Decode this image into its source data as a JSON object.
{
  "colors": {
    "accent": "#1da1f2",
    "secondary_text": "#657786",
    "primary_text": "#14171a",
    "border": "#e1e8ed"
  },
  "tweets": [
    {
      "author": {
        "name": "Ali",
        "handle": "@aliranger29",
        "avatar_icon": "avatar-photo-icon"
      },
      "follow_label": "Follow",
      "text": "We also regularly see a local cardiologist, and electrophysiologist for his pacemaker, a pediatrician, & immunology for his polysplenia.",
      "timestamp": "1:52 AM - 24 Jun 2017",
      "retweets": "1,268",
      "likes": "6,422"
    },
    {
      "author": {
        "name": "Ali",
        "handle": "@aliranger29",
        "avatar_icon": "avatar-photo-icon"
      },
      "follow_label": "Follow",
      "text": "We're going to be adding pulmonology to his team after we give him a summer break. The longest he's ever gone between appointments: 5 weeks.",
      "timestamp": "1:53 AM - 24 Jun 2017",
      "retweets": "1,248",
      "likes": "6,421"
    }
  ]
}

* [WHAT YOU ARE ASKED TO DO]
Retype the listing above in full, with no alterations.

* [COMPLETE ANSWER]
Decode this image into its source data as a JSON object.
{
  "colors": {
    "accent": "#1da1f2",
    "secondary_text": "#657786",
    "primary_text": "#14171a",
    "border": "#e1e8ed"
  },
  "tweets": [
    {
      "author": {
        "name": "Ali",
        "handle": "@aliranger29",
        "avatar_icon": "avatar-photo-icon"
      },
      "follow_label": "Follow",
      "text": "We also regularly see a local cardiologist, and electrophysiologist for his pacemaker, a pediatrician, & immunology for his polysplenia.",
      "timestamp": "1:52 AM - 24 Jun 2017",
      "retweets": "1,268",
      "likes": "6,422"
    },
    {
      "author": {
        "name": "Ali",
        "handle": "@aliranger29",
        "avatar_icon": "avatar-photo-icon"
      },
      "follow_label": "Follow",
      "text": "We're going to be adding pulmonology to his team after we give him a summer break. The longest he's ever gone between appointments: 5 weeks.",
      "timestamp": "1:53 AM - 24 Jun 2017",
      "retweets": "1,248",
      "likes": "6,421"
    }
  ]
}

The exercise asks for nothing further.